• _YOUR INSTRUCTIONS_
Count the lines containing "this" in the entries underneath, and state that count without anything else.

[Dataset listings of figures]
◆ ◆ ◆ ◆ ◆ ◆ ◆
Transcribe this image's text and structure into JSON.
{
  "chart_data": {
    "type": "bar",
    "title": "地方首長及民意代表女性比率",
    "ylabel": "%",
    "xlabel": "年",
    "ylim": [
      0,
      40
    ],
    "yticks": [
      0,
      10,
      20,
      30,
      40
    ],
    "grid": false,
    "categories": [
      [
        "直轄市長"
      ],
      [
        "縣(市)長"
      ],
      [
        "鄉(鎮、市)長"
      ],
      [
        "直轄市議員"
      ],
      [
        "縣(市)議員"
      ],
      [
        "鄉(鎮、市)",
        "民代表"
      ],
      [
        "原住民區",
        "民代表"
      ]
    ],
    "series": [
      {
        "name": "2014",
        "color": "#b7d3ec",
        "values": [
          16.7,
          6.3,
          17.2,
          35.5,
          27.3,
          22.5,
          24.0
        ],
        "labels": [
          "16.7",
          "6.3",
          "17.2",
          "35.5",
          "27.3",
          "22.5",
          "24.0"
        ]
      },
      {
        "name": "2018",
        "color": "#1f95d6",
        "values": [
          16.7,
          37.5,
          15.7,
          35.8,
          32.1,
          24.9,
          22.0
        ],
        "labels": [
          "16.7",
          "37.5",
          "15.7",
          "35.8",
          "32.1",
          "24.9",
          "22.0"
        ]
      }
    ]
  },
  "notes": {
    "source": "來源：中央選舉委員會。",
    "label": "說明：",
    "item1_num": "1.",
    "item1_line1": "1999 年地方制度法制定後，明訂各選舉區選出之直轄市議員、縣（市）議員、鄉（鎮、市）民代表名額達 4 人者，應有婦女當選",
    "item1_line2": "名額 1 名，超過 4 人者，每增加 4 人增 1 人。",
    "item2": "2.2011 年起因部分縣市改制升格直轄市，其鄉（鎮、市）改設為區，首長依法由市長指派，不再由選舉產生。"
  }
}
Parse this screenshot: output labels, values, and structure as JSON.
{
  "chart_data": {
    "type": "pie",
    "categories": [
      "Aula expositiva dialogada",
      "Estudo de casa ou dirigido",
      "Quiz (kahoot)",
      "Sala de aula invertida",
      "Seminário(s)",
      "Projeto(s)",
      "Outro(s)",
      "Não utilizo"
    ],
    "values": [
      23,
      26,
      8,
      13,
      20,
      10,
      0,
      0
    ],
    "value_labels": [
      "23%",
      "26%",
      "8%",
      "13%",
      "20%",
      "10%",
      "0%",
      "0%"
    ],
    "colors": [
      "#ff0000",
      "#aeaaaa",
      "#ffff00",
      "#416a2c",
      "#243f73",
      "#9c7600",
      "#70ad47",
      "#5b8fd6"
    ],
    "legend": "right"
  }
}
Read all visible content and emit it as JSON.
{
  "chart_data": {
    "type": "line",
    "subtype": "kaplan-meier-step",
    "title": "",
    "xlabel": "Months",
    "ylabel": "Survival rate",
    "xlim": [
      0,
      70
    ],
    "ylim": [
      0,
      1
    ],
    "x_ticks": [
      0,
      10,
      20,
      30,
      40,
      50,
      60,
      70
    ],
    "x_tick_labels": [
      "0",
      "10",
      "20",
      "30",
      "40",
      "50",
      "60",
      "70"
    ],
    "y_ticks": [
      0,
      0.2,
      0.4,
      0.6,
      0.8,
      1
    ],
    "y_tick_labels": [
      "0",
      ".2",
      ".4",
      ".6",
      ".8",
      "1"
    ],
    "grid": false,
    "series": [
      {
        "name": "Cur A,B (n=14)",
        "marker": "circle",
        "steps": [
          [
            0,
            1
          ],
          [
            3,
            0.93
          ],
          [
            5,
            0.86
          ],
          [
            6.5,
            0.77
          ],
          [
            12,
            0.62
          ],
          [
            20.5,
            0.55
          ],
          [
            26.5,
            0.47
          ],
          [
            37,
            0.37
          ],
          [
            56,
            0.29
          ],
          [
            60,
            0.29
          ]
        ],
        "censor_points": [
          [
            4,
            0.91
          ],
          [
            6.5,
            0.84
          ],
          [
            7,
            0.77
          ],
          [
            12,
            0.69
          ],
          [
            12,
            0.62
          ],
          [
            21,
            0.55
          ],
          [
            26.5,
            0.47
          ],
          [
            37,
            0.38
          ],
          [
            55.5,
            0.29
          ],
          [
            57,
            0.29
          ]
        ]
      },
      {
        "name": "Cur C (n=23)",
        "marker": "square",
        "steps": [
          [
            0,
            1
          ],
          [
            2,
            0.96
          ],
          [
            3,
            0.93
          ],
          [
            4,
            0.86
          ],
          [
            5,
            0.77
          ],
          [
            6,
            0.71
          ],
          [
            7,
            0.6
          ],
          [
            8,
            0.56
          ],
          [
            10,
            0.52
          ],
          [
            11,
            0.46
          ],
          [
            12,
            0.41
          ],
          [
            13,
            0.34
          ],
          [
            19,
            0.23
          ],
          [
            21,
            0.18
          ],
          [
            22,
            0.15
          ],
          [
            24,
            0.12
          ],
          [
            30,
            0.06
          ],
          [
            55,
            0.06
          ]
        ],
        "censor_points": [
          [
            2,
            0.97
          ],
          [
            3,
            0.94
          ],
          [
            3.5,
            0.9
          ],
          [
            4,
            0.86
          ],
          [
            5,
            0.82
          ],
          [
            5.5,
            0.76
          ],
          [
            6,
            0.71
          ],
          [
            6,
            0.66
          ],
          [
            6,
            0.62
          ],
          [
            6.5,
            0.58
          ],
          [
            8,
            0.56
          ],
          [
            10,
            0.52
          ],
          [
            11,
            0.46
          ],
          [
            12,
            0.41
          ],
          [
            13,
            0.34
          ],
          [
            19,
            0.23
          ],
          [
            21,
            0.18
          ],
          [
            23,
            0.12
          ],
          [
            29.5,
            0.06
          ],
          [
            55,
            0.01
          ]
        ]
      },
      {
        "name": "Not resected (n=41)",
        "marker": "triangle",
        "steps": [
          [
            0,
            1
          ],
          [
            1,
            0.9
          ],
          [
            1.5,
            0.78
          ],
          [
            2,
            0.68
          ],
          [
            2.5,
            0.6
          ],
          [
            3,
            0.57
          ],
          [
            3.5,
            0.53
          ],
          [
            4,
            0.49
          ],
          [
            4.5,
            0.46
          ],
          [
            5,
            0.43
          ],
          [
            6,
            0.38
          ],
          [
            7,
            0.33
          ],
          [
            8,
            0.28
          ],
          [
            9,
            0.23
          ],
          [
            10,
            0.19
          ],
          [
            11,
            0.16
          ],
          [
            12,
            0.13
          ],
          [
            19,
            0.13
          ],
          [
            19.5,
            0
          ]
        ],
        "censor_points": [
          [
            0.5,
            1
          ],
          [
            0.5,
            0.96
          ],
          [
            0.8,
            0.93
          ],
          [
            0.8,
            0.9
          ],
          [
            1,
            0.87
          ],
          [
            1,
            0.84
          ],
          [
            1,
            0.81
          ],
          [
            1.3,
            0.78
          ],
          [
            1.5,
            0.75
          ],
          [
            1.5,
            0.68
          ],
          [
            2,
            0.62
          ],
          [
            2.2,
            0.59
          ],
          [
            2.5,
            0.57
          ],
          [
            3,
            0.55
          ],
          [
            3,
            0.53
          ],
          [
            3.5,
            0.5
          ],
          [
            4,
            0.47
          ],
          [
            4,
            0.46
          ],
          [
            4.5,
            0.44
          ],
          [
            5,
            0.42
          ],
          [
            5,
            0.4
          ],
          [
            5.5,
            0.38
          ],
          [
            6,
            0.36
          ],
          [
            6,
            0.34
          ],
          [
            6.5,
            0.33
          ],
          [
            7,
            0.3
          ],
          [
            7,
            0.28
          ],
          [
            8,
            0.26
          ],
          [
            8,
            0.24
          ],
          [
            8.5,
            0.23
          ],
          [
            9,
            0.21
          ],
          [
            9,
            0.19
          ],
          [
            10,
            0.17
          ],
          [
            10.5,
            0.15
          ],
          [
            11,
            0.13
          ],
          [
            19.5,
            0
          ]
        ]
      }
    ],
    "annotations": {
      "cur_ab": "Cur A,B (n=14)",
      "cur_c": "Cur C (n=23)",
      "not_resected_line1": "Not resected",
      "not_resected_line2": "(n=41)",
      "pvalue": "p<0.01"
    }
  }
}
◆ ◆ ◆ ◆ ◆ ◆ ◆
• _OUTPUT_
2